(Dataset entries)

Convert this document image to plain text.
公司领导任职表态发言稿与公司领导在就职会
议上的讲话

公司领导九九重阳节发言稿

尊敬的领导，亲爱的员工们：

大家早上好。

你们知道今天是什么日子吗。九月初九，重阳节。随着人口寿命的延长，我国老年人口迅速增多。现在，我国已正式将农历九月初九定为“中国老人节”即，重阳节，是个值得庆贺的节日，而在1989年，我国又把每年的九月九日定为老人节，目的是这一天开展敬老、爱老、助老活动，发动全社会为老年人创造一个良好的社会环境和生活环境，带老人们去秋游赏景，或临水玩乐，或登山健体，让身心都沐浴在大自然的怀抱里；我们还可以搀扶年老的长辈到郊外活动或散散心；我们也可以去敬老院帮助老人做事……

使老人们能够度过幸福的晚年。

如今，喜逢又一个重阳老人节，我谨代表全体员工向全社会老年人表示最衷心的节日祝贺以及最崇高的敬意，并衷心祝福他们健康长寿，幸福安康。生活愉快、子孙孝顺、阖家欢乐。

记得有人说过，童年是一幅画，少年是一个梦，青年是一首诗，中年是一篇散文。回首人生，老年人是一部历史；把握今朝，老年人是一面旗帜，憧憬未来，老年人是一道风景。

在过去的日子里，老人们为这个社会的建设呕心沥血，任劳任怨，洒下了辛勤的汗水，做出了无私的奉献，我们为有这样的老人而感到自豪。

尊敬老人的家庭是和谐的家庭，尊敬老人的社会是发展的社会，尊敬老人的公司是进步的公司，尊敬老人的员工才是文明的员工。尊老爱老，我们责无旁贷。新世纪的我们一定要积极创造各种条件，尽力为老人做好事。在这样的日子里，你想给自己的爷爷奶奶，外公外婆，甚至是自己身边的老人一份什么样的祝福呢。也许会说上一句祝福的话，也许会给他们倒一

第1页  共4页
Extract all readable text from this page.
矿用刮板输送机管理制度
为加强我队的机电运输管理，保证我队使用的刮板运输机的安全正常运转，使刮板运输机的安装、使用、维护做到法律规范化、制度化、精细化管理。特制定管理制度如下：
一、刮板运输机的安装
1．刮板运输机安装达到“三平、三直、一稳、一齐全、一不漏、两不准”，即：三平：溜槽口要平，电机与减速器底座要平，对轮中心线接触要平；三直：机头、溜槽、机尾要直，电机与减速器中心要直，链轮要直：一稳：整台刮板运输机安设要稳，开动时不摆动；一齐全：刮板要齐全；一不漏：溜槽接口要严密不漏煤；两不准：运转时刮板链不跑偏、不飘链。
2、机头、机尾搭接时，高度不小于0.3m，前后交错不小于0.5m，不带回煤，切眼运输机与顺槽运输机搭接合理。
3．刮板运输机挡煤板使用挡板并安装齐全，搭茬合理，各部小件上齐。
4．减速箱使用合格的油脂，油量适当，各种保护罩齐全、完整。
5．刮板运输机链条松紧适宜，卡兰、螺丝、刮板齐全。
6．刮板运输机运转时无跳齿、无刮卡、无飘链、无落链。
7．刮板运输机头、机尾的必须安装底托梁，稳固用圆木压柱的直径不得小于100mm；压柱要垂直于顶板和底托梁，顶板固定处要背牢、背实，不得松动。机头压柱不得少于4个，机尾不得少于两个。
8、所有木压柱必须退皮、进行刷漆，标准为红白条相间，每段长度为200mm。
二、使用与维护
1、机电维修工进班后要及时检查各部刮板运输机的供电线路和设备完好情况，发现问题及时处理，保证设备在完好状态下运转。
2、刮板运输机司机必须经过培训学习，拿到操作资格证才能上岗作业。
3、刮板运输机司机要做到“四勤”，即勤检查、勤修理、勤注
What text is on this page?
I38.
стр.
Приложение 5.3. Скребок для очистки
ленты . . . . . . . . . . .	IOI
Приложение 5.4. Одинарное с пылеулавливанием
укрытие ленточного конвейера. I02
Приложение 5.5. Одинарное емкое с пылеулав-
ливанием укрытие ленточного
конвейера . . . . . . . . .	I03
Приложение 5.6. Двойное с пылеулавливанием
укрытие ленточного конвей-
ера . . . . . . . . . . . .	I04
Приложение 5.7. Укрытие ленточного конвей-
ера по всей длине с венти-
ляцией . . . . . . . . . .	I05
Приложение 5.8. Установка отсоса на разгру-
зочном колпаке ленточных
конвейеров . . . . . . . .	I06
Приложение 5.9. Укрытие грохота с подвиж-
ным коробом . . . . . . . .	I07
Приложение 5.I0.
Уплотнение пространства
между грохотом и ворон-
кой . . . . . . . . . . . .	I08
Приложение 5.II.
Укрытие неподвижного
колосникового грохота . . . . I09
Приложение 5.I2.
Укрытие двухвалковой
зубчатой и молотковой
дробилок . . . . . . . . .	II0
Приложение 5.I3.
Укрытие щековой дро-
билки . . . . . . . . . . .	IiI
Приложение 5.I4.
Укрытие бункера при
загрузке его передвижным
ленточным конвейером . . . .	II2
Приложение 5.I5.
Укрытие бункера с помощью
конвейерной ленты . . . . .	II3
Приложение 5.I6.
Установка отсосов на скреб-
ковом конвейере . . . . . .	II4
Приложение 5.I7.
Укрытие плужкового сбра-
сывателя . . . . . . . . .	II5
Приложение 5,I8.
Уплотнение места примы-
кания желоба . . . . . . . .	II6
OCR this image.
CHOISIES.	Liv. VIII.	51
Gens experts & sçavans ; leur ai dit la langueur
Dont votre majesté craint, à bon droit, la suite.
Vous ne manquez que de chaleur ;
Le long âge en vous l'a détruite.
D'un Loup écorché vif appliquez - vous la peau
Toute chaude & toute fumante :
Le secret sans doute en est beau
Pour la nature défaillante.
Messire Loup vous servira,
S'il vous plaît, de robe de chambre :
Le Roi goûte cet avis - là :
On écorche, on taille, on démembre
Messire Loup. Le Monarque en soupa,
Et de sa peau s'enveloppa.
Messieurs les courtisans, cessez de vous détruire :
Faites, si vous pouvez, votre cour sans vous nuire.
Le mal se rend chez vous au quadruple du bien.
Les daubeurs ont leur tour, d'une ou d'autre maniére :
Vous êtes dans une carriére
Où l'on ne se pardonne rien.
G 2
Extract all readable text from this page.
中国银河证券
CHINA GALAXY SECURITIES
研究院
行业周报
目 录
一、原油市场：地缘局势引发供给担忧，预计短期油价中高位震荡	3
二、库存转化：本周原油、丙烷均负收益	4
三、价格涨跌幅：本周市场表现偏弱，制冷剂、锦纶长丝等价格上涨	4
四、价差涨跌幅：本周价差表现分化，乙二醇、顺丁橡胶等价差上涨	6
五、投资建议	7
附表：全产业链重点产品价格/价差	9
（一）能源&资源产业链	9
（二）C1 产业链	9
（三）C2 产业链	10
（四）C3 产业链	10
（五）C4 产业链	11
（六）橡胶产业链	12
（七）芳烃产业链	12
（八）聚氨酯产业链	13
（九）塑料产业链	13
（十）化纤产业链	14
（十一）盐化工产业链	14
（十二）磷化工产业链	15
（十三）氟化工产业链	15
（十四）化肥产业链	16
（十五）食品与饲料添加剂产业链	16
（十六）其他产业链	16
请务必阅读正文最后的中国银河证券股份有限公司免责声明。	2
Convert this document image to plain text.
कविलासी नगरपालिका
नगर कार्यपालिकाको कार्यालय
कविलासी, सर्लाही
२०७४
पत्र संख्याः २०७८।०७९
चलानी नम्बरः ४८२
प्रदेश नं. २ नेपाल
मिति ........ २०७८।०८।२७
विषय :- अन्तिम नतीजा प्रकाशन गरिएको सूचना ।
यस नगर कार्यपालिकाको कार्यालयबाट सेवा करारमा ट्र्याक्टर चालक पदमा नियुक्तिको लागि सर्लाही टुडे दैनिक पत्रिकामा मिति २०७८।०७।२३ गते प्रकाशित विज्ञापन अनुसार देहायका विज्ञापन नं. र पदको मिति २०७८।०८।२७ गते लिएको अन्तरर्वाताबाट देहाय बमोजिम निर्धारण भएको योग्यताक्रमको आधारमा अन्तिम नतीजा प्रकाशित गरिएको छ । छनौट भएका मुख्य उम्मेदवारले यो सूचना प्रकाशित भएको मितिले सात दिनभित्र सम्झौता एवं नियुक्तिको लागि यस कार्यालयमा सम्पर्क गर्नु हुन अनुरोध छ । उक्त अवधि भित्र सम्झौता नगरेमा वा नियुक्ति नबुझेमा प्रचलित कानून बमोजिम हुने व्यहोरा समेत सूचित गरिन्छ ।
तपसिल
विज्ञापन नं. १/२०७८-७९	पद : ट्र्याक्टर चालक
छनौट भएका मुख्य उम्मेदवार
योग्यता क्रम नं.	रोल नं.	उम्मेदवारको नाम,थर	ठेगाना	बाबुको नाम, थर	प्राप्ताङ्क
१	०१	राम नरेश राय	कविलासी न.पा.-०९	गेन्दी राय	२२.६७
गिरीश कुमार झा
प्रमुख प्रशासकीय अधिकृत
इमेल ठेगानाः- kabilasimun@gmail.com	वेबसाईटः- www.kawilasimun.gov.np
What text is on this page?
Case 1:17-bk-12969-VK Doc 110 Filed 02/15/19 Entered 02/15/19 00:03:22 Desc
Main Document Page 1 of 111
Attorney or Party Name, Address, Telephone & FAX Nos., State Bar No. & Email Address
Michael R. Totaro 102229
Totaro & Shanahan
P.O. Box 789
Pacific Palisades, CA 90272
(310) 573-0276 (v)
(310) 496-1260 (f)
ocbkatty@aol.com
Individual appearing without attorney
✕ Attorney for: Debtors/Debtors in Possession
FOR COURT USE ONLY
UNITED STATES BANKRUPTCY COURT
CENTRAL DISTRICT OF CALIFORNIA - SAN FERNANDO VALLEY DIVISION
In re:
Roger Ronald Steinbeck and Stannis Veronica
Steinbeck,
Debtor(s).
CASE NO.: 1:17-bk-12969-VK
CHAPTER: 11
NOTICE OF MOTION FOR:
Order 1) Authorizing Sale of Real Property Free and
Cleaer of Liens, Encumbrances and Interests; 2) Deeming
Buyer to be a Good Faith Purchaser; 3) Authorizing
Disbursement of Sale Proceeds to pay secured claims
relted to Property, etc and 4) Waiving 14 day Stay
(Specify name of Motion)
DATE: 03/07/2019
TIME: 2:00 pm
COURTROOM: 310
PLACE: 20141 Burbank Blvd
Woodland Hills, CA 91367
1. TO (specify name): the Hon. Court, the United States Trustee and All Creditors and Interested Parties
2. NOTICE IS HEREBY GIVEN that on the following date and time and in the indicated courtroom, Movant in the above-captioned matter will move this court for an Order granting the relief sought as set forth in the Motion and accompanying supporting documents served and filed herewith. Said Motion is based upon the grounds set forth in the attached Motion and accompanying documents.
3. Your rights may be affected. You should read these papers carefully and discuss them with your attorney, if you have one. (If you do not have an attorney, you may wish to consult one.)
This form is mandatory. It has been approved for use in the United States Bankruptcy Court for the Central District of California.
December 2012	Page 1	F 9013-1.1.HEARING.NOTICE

_WHAT IS EXPECTED_. Reply with only the number of lines in the material above where the string "конвейера" appears.

_ANSWER TO THIS EXERCISE_. 2